● Instructions to follow: Please copy out the listing below with every "y2-tick-label" changed to "secondary-y-tick-label", leaving everything else the same.

● Data shown:
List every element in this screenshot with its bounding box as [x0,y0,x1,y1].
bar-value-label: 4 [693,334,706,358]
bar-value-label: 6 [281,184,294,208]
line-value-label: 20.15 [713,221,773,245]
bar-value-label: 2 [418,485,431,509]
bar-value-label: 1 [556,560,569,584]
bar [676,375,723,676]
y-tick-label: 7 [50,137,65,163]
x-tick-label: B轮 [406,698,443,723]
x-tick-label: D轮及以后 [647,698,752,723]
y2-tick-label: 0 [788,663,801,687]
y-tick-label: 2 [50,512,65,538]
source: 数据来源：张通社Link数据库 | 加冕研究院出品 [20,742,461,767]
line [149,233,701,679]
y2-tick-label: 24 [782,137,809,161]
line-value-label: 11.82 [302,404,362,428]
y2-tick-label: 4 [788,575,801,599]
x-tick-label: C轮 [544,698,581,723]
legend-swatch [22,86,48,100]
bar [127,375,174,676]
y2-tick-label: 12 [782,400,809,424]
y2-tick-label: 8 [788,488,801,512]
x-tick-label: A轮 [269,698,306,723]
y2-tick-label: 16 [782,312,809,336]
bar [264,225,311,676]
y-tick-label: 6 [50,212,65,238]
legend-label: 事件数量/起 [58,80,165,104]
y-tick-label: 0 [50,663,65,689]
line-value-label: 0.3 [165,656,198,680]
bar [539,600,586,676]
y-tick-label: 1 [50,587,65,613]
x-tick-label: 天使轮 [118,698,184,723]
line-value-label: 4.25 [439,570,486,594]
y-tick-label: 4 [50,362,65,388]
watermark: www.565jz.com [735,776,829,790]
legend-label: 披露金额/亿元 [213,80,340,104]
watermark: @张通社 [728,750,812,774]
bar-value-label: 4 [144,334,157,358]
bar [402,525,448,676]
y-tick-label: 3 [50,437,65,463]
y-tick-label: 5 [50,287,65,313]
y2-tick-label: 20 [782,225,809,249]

● Answer to this exercise:
List every element in this screenshot with its bounding box as [x0,y0,x1,y1].
bar-value-label: 4 [693,334,706,358]
bar-value-label: 6 [281,184,294,208]
line-value-label: 20.15 [713,221,773,245]
bar-value-label: 2 [418,485,431,509]
bar-value-label: 1 [556,560,569,584]
bar [676,375,723,676]
y-tick-label: 7 [50,137,65,163]
x-tick-label: B轮 [406,698,443,723]
x-tick-label: D轮及以后 [647,698,752,723]
secondary-y-tick-label: 0 [788,663,801,687]
y-tick-label: 2 [50,512,65,538]
source: 数据来源：张通社Link数据库 | 加冕研究院出品 [20,742,461,767]
line [149,233,701,679]
secondary-y-tick-label: 24 [782,137,809,161]
line-value-label: 11.82 [302,404,362,428]
secondary-y-tick-label: 4 [788,575,801,599]
x-tick-label: C轮 [544,698,581,723]
legend-swatch [22,86,48,100]
bar [127,375,174,676]
secondary-y-tick-label: 12 [782,400,809,424]
secondary-y-tick-label: 8 [788,488,801,512]
x-tick-label: A轮 [269,698,306,723]
secondary-y-tick-label: 16 [782,312,809,336]
bar [264,225,311,676]
y-tick-label: 6 [50,212,65,238]
legend-label: 事件数量/起 [58,80,165,104]
y-tick-label: 0 [50,663,65,689]
line-value-label: 0.3 [165,656,198,680]
bar [539,600,586,676]
y-tick-label: 1 [50,587,65,613]
x-tick-label: 天使轮 [118,698,184,723]
line-value-label: 4.25 [439,570,486,594]
y-tick-label: 4 [50,362,65,388]
watermark: www.565jz.com [735,776,829,790]
legend-label: 披露金额/亿元 [213,80,340,104]
watermark: @张通社 [728,750,812,774]
bar-value-label: 4 [144,334,157,358]
bar [402,525,448,676]
y-tick-label: 3 [50,437,65,463]
y-tick-label: 5 [50,287,65,313]
secondary-y-tick-label: 20 [782,225,809,249]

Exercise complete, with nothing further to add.